Copy every entry precisely.

'''

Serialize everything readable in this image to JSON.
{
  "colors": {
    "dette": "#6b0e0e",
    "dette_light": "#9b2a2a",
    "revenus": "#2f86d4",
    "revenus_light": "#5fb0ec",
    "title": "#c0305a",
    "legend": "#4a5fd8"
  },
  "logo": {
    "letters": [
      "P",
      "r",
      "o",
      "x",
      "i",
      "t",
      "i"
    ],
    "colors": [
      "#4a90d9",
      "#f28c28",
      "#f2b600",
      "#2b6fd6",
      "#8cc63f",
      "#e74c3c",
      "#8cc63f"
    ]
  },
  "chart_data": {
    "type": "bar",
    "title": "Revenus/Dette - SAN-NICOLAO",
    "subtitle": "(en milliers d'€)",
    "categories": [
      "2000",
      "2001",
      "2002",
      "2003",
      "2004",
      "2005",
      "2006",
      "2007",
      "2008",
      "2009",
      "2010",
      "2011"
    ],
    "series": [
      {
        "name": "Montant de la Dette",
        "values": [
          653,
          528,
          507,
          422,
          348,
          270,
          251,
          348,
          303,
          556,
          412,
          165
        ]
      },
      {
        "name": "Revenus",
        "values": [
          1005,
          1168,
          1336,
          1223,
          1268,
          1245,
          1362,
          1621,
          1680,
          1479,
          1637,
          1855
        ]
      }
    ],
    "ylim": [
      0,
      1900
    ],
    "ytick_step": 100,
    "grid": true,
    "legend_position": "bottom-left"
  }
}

'''

■ Complete response
Serialize everything readable in this image to JSON.
{
  "colors": {
    "dette": "#6b0e0e",
    "dette_light": "#9b2a2a",
    "revenus": "#2f86d4",
    "revenus_light": "#5fb0ec",
    "title": "#c0305a",
    "legend": "#4a5fd8"
  },
  "logo": {
    "letters": [
      "P",
      "r",
      "o",
      "x",
      "i",
      "t",
      "i"
    ],
    "colors": [
      "#4a90d9",
      "#f28c28",
      "#f2b600",
      "#2b6fd6",
      "#8cc63f",
      "#e74c3c",
      "#8cc63f"
    ]
  },
  "chart_data": {
    "type": "bar",
    "title": "Revenus/Dette - SAN-NICOLAO",
    "subtitle": "(en milliers d'€)",
    "categories": [
      "2000",
      "2001",
      "2002",
      "2003",
      "2004",
      "2005",
      "2006",
      "2007",
      "2008",
      "2009",
      "2010",
      "2011"
    ],
    "series": [
      {
        "name": "Montant de la Dette",
        "values": [
          653,
          528,
          507,
          422,
          348,
          270,
          251,
          348,
          303,
          556,
          412,
          165
        ]
      },
      {
        "name": "Revenus",
        "values": [
          1005,
          1168,
          1336,
          1223,
          1268,
          1245,
          1362,
          1621,
          1680,
          1479,
          1637,
          1855
        ]
      }
    ],
    "ylim": [
      0,
      1900
    ],
    "ytick_step": 100,
    "grid": true,
    "legend_position": "bottom-left"
  }
}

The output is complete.